** CHALLENGE **
Output the full material exactly as it appears here.

** ROWS **

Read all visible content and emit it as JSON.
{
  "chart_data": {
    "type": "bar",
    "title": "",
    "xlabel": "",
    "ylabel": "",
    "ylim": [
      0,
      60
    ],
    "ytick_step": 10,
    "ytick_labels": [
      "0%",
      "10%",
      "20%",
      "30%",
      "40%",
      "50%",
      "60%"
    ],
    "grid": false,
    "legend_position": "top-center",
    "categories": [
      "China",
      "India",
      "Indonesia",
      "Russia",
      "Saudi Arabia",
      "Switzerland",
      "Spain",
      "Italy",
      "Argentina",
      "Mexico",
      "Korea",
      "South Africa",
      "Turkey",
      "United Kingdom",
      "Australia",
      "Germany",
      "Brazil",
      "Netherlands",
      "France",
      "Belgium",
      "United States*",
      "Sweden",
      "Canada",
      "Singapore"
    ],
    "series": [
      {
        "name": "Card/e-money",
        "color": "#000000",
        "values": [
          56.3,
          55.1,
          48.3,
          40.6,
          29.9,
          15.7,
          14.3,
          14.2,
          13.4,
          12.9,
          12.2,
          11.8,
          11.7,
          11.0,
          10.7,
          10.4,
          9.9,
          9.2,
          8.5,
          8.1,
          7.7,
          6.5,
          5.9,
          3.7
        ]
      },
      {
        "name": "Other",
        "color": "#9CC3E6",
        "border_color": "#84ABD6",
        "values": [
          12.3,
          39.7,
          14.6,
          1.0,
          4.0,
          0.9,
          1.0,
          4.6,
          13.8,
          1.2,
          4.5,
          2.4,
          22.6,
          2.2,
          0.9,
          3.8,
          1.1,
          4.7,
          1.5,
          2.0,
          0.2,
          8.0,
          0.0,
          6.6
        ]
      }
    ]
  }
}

** ANSWER TO THE TASK **
Read all visible content and emit it as JSON.
{
  "chart_data": {
    "type": "bar",
    "title": "",
    "xlabel": "",
    "ylabel": "",
    "ylim": [
      0,
      60
    ],
    "ytick_step": 10,
    "ytick_labels": [
      "0%",
      "10%",
      "20%",
      "30%",
      "40%",
      "50%",
      "60%"
    ],
    "grid": false,
    "legend_position": "top-center",
    "categories": [
      "China",
      "India",
      "Indonesia",
      "Russia",
      "Saudi Arabia",
      "Switzerland",
      "Spain",
      "Italy",
      "Argentina",
      "Mexico",
      "Korea",
      "South Africa",
      "Turkey",
      "United Kingdom",
      "Australia",
      "Germany",
      "Brazil",
      "Netherlands",
      "France",
      "Belgium",
      "United States*",
      "Sweden",
      "Canada",
      "Singapore"
    ],
    "series": [
      {
        "name": "Card/e-money",
        "color": "#000000",
        "values": [
          56.3,
          55.1,
          48.3,
          40.6,
          29.9,
          15.7,
          14.3,
          14.2,
          13.4,
          12.9,
          12.2,
          11.8,
          11.7,
          11.0,
          10.7,
          10.4,
          9.9,
          9.2,
          8.5,
          8.1,
          7.7,
          6.5,
          5.9,
          3.7
        ]
      },
      {
        "name": "Other",
        "color": "#9CC3E6",
        "border_color": "#84ABD6",
        "values": [
          12.3,
          39.7,
          14.6,
          1.0,
          4.0,
          0.9,
          1.0,
          4.6,
          13.8,
          1.2,
          4.5,
          2.4,
          22.6,
          2.2,
          0.9,
          3.8,
          1.1,
          4.7,
          1.5,
          2.0,
          0.2,
          8.0,
          0.0,
          6.6
        ]
      }
    ]
  }
}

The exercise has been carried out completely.